[Structured figure records]
+-------+
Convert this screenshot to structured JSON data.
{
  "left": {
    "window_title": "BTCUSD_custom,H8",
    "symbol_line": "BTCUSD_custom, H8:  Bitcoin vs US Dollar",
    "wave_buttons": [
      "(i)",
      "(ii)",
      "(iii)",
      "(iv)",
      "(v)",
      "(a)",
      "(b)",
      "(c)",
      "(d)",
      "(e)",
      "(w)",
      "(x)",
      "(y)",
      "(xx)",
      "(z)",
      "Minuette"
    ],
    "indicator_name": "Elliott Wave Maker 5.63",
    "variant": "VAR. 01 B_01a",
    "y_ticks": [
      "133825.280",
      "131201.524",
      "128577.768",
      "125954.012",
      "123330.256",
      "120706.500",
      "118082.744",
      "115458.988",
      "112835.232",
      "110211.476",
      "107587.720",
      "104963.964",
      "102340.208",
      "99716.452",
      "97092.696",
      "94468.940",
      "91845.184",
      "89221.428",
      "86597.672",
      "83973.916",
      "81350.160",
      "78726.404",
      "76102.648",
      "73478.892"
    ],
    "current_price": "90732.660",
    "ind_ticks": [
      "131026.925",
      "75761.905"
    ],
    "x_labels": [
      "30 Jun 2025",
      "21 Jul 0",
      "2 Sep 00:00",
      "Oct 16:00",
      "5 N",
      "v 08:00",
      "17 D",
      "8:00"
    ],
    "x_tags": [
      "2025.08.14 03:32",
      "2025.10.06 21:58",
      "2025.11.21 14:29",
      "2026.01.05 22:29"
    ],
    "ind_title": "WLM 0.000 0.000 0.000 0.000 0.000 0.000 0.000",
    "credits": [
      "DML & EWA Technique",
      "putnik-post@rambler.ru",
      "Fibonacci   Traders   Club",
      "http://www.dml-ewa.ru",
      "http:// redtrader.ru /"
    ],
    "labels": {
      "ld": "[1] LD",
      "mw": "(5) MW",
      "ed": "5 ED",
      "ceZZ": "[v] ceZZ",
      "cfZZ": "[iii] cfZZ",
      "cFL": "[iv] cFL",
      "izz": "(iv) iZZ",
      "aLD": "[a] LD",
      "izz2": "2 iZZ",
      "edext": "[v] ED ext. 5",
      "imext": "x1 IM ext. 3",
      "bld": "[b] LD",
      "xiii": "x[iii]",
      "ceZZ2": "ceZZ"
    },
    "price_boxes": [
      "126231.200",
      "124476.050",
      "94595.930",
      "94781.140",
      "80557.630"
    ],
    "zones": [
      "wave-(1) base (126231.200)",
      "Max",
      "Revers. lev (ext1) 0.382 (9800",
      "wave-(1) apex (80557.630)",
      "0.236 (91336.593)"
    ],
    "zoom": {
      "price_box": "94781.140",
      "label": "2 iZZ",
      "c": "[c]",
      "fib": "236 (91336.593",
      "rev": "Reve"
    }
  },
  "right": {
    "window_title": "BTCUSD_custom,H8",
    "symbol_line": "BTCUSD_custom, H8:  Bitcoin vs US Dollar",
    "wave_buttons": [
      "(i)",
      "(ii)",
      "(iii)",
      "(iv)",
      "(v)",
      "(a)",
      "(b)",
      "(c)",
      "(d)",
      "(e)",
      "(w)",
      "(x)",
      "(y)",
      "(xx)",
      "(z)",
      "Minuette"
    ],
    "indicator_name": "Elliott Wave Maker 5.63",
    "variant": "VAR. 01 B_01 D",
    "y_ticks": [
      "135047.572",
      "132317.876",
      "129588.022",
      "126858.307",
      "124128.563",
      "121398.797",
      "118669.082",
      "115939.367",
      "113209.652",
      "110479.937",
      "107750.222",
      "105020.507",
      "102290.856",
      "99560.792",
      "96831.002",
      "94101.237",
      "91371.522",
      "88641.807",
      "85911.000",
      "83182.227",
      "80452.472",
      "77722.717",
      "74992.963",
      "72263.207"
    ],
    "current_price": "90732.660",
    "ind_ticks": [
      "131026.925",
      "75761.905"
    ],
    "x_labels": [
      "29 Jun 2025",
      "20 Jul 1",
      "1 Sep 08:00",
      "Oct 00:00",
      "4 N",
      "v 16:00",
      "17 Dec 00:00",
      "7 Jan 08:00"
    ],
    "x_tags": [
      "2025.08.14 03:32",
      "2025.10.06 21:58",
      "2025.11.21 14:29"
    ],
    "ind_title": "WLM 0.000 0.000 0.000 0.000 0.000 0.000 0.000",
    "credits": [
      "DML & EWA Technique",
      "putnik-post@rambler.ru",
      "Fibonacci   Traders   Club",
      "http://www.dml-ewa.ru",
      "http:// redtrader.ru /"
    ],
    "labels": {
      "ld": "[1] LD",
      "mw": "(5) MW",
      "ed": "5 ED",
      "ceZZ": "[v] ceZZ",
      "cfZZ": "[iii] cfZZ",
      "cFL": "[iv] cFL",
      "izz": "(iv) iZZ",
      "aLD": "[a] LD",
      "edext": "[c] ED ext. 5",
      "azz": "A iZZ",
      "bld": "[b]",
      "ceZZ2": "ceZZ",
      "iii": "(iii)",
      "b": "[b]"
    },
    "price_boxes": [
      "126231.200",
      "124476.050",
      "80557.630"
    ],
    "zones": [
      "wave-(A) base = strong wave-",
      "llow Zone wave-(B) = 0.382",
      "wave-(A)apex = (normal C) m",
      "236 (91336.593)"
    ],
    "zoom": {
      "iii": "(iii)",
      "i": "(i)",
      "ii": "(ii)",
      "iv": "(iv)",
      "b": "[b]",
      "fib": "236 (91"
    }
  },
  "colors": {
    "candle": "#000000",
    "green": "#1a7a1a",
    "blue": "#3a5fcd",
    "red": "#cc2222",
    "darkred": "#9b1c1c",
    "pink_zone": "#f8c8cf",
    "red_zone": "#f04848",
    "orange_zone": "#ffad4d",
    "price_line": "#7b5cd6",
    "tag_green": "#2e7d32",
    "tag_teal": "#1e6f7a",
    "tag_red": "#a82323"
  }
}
+-------+
**WHAT TO WORK ON**
Please repeat the listing above in full and exactly.

**SOLUTION TO THE EXERCISE**
Convert this screenshot to structured JSON data.
{
  "left": {
    "window_title": "BTCUSD_custom,H8",
    "symbol_line": "BTCUSD_custom, H8:  Bitcoin vs US Dollar",
    "wave_buttons": [
      "(i)",
      "(ii)",
      "(iii)",
      "(iv)",
      "(v)",
      "(a)",
      "(b)",
      "(c)",
      "(d)",
      "(e)",
      "(w)",
      "(x)",
      "(y)",
      "(xx)",
      "(z)",
      "Minuette"
    ],
    "indicator_name": "Elliott Wave Maker 5.63",
    "variant": "VAR. 01 B_01a",
    "y_ticks": [
      "133825.280",
      "131201.524",
      "128577.768",
      "125954.012",
      "123330.256",
      "120706.500",
      "118082.744",
      "115458.988",
      "112835.232",
      "110211.476",
      "107587.720",
      "104963.964",
      "102340.208",
      "99716.452",
      "97092.696",
      "94468.940",
      "91845.184",
      "89221.428",
      "86597.672",
      "83973.916",
      "81350.160",
      "78726.404",
      "76102.648",
      "73478.892"
    ],
    "current_price": "90732.660",
    "ind_ticks": [
      "131026.925",
      "75761.905"
    ],
    "x_labels": [
      "30 Jun 2025",
      "21 Jul 0",
      "2 Sep 00:00",
      "Oct 16:00",
      "5 N",
      "v 08:00",
      "17 D",
      "8:00"
    ],
    "x_tags": [
      "2025.08.14 03:32",
      "2025.10.06 21:58",
      "2025.11.21 14:29",
      "2026.01.05 22:29"
    ],
    "ind_title": "WLM 0.000 0.000 0.000 0.000 0.000 0.000 0.000",
    "credits": [
      "DML & EWA Technique",
      "putnik-post@rambler.ru",
      "Fibonacci   Traders   Club",
      "http://www.dml-ewa.ru",
      "http:// redtrader.ru /"
    ],
    "labels": {
      "ld": "[1] LD",
      "mw": "(5) MW",
      "ed": "5 ED",
      "ceZZ": "[v] ceZZ",
      "cfZZ": "[iii] cfZZ",
      "cFL": "[iv] cFL",
      "izz": "(iv) iZZ",
      "aLD": "[a] LD",
      "izz2": "2 iZZ",
      "edext": "[v] ED ext. 5",
      "imext": "x1 IM ext. 3",
      "bld": "[b] LD",
      "xiii": "x[iii]",
      "ceZZ2": "ceZZ"
    },
    "price_boxes": [
      "126231.200",
      "124476.050",
      "94595.930",
      "94781.140",
      "80557.630"
    ],
    "zones": [
      "wave-(1) base (126231.200)",
      "Max",
      "Revers. lev (ext1) 0.382 (9800",
      "wave-(1) apex (80557.630)",
      "0.236 (91336.593)"
    ],
    "zoom": {
      "price_box": "94781.140",
      "label": "2 iZZ",
      "c": "[c]",
      "fib": "236 (91336.593",
      "rev": "Reve"
    }
  },
  "right": {
    "window_title": "BTCUSD_custom,H8",
    "symbol_line": "BTCUSD_custom, H8:  Bitcoin vs US Dollar",
    "wave_buttons": [
      "(i)",
      "(ii)",
      "(iii)",
      "(iv)",
      "(v)",
      "(a)",
      "(b)",
      "(c)",
      "(d)",
      "(e)",
      "(w)",
      "(x)",
      "(y)",
      "(xx)",
      "(z)",
      "Minuette"
    ],
    "indicator_name": "Elliott Wave Maker 5.63",
    "variant": "VAR. 01 B_01 D",
    "y_ticks": [
      "135047.572",
      "132317.876",
      "129588.022",
      "126858.307",
      "124128.563",
      "121398.797",
      "118669.082",
      "115939.367",
      "113209.652",
      "110479.937",
      "107750.222",
      "105020.507",
      "102290.856",
      "99560.792",
      "96831.002",
      "94101.237",
      "91371.522",
      "88641.807",
      "85911.000",
      "83182.227",
      "80452.472",
      "77722.717",
      "74992.963",
      "72263.207"
    ],
    "current_price": "90732.660",
    "ind_ticks": [
      "131026.925",
      "75761.905"
    ],
    "x_labels": [
      "29 Jun 2025",
      "20 Jul 1",
      "1 Sep 08:00",
      "Oct 00:00",
      "4 N",
      "v 16:00",
      "17 Dec 00:00",
      "7 Jan 08:00"
    ],
    "x_tags": [
      "2025.08.14 03:32",
      "2025.10.06 21:58",
      "2025.11.21 14:29"
    ],
    "ind_title": "WLM 0.000 0.000 0.000 0.000 0.000 0.000 0.000",
    "credits": [
      "DML & EWA Technique",
      "putnik-post@rambler.ru",
      "Fibonacci   Traders   Club",
      "http://www.dml-ewa.ru",
      "http:// redtrader.ru /"
    ],
    "labels": {
      "ld": "[1] LD",
      "mw": "(5) MW",
      "ed": "5 ED",
      "ceZZ": "[v] ceZZ",
      "cfZZ": "[iii] cfZZ",
      "cFL": "[iv] cFL",
      "izz": "(iv) iZZ",
      "aLD": "[a] LD",
      "edext": "[c] ED ext. 5",
      "azz": "A iZZ",
      "bld": "[b]",
      "ceZZ2": "ceZZ",
      "iii": "(iii)",
      "b": "[b]"
    },
    "price_boxes": [
      "126231.200",
      "124476.050",
      "80557.630"
    ],
    "zones": [
      "wave-(A) base = strong wave-",
      "llow Zone wave-(B) = 0.382",
      "wave-(A)apex = (normal C) m",
      "236 (91336.593)"
    ],
    "zoom": {
      "iii": "(iii)",
      "i": "(i)",
      "ii": "(ii)",
      "iv": "(iv)",
      "b": "[b]",
      "fib": "236 (91"
    }
  },
  "colors": {
    "candle": "#000000",
    "green": "#1a7a1a",
    "blue": "#3a5fcd",
    "red": "#cc2222",
    "darkred": "#9b1c1c",
    "pink_zone": "#f8c8cf",
    "red_zone": "#f04848",
    "orange_zone": "#ffad4d",
    "price_line": "#7b5cd6",
    "tag_green": "#2e7d32",
    "tag_teal": "#1e6f7a",
    "tag_red": "#a82323"
  }
}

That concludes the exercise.